#### What you are asked to do
Extract all of the entries and set them down verbatim.

_ _ _ _

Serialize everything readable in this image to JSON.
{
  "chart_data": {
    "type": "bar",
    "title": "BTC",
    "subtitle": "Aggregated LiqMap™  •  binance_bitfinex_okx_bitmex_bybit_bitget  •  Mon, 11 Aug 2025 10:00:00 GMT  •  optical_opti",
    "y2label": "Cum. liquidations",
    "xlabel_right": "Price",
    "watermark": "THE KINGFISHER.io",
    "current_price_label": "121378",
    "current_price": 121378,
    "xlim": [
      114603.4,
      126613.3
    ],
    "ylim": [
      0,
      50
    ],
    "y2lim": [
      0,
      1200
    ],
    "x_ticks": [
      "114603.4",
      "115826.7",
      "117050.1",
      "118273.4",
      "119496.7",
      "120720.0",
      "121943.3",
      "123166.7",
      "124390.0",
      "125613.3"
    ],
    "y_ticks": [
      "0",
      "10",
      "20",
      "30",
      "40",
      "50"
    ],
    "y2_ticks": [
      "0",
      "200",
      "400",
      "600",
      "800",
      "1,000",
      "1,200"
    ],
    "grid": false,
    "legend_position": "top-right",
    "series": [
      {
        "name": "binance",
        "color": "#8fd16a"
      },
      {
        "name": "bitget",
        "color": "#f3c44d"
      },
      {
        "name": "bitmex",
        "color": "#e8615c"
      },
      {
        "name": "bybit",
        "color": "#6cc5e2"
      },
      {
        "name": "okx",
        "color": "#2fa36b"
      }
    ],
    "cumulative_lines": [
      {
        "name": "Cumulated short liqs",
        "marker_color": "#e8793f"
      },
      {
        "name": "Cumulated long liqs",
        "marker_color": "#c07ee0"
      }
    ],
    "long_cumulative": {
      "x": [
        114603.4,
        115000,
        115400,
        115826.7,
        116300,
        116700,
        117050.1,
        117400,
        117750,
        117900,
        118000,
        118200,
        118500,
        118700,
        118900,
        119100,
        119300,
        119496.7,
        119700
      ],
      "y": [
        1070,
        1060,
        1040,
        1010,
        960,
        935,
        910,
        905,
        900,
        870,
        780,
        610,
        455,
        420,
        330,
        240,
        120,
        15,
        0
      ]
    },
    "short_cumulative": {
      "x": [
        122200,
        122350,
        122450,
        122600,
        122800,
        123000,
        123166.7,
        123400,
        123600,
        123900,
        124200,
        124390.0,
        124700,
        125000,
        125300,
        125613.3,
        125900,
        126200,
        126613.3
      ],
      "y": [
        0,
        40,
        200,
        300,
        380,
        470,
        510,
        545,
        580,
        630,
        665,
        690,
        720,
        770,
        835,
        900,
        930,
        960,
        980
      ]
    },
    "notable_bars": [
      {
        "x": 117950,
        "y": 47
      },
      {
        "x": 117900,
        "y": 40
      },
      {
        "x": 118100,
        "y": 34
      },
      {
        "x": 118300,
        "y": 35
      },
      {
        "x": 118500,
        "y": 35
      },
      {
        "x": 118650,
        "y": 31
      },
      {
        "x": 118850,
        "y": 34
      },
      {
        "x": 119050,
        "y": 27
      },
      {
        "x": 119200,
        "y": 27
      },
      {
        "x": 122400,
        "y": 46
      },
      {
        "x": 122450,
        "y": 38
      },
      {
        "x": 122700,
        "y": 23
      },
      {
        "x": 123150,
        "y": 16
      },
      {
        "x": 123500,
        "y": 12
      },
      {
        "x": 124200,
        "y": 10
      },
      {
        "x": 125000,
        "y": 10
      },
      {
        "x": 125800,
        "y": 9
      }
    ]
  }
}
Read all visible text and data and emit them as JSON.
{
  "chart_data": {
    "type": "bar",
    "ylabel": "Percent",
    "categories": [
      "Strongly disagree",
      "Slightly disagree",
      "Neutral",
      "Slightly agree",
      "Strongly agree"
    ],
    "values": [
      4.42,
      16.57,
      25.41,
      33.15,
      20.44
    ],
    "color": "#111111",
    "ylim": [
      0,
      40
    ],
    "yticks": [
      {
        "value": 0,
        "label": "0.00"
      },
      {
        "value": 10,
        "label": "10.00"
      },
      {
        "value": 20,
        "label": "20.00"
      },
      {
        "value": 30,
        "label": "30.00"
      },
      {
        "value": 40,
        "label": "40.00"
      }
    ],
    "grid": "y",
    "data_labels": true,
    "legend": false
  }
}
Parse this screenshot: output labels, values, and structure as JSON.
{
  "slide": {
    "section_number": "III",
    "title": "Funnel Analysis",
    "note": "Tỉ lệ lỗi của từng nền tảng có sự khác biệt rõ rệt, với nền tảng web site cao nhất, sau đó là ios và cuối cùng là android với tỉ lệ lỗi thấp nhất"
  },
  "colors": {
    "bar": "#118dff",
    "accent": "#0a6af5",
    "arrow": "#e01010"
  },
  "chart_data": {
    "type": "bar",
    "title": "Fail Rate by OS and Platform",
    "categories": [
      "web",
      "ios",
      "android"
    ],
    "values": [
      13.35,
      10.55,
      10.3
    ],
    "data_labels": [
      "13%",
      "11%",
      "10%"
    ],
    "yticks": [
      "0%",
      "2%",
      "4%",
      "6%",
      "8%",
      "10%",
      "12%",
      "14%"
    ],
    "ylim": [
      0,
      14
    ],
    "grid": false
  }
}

_ _ _ _

#### Written solution
Serialize everything readable in this image to JSON.
{
  "chart_data": {
    "type": "bar",
    "title": "BTC",
    "subtitle": "Aggregated LiqMap™  •  binance_bitfinex_okx_bitmex_bybit_bitget  •  Mon, 11 Aug 2025 10:00:00 GMT  •  optical_opti",
    "y2label": "Cum. liquidations",
    "xlabel_right": "Price",
    "watermark": "THE KINGFISHER.io",
    "current_price_label": "121378",
    "current_price": 121378,
    "xlim": [
      114603.4,
      126613.3
    ],
    "ylim": [
      0,
      50
    ],
    "y2lim": [
      0,
      1200
    ],
    "x_ticks": [
      "114603.4",
      "115826.7",
      "117050.1",
      "118273.4",
      "119496.7",
      "120720.0",
      "121943.3",
      "123166.7",
      "124390.0",
      "125613.3"
    ],
    "y_ticks": [
      "0",
      "10",
      "20",
      "30",
      "40",
      "50"
    ],
    "y2_ticks": [
      "0",
      "200",
      "400",
      "600",
      "800",
      "1,000",
      "1,200"
    ],
    "grid": false,
    "legend_position": "top-right",
    "series": [
      {
        "name": "binance",
        "color": "#8fd16a"
      },
      {
        "name": "bitget",
        "color": "#f3c44d"
      },
      {
        "name": "bitmex",
        "color": "#e8615c"
      },
      {
        "name": "bybit",
        "color": "#6cc5e2"
      },
      {
        "name": "okx",
        "color": "#2fa36b"
      }
    ],
    "cumulative_lines": [
      {
        "name": "Cumulated short liqs",
        "marker_color": "#e8793f"
      },
      {
        "name": "Cumulated long liqs",
        "marker_color": "#c07ee0"
      }
    ],
    "long_cumulative": {
      "x": [
        114603.4,
        115000,
        115400,
        115826.7,
        116300,
        116700,
        117050.1,
        117400,
        117750,
        117900,
        118000,
        118200,
        118500,
        118700,
        118900,
        119100,
        119300,
        119496.7,
        119700
      ],
      "y": [
        1070,
        1060,
        1040,
        1010,
        960,
        935,
        910,
        905,
        900,
        870,
        780,
        610,
        455,
        420,
        330,
        240,
        120,
        15,
        0
      ]
    },
    "short_cumulative": {
      "x": [
        122200,
        122350,
        122450,
        122600,
        122800,
        123000,
        123166.7,
        123400,
        123600,
        123900,
        124200,
        124390.0,
        124700,
        125000,
        125300,
        125613.3,
        125900,
        126200,
        126613.3
      ],
      "y": [
        0,
        40,
        200,
        300,
        380,
        470,
        510,
        545,
        580,
        630,
        665,
        690,
        720,
        770,
        835,
        900,
        930,
        960,
        980
      ]
    },
    "notable_bars": [
      {
        "x": 117950,
        "y": 47
      },
      {
        "x": 117900,
        "y": 40
      },
      {
        "x": 118100,
        "y": 34
      },
      {
        "x": 118300,
        "y": 35
      },
      {
        "x": 118500,
        "y": 35
      },
      {
        "x": 118650,
        "y": 31
      },
      {
        "x": 118850,
        "y": 34
      },
      {
        "x": 119050,
        "y": 27
      },
      {
        "x": 119200,
        "y": 27
      },
      {
        "x": 122400,
        "y": 46
      },
      {
        "x": 122450,
        "y": 38
      },
      {
        "x": 122700,
        "y": 23
      },
      {
        "x": 123150,
        "y": 16
      },
      {
        "x": 123500,
        "y": 12
      },
      {
        "x": 124200,
        "y": 10
      },
      {
        "x": 125000,
        "y": 10
      },
      {
        "x": 125800,
        "y": 9
      }
    ]
  }
}
Read all visible text and data and emit them as JSON.
{
  "chart_data": {
    "type": "bar",
    "ylabel": "Percent",
    "categories": [
      "Strongly disagree",
      "Slightly disagree",
      "Neutral",
      "Slightly agree",
      "Strongly agree"
    ],
    "values": [
      4.42,
      16.57,
      25.41,
      33.15,
      20.44
    ],
    "color": "#111111",
    "ylim": [
      0,
      40
    ],
    "yticks": [
      {
        "value": 0,
        "label": "0.00"
      },
      {
        "value": 10,
        "label": "10.00"
      },
      {
        "value": 20,
        "label": "20.00"
      },
      {
        "value": 30,
        "label": "30.00"
      },
      {
        "value": 40,
        "label": "40.00"
      }
    ],
    "grid": "y",
    "data_labels": true,
    "legend": false
  }
}
Parse this screenshot: output labels, values, and structure as JSON.
{
  "slide": {
    "section_number": "III",
    "title": "Funnel Analysis",
    "note": "Tỉ lệ lỗi của từng nền tảng có sự khác biệt rõ rệt, với nền tảng web site cao nhất, sau đó là ios và cuối cùng là android với tỉ lệ lỗi thấp nhất"
  },
  "colors": {
    "bar": "#118dff",
    "accent": "#0a6af5",
    "arrow": "#e01010"
  },
  "chart_data": {
    "type": "bar",
    "title": "Fail Rate by OS and Platform",
    "categories": [
      "web",
      "ios",
      "android"
    ],
    "values": [
      13.35,
      10.55,
      10.3
    ],
    "data_labels": [
      "13%",
      "11%",
      "10%"
    ],
    "yticks": [
      "0%",
      "2%",
      "4%",
      "6%",
      "8%",
      "10%",
      "12%",
      "14%"
    ],
    "ylim": [
      0,
      14
    ],
    "grid": false
  }
}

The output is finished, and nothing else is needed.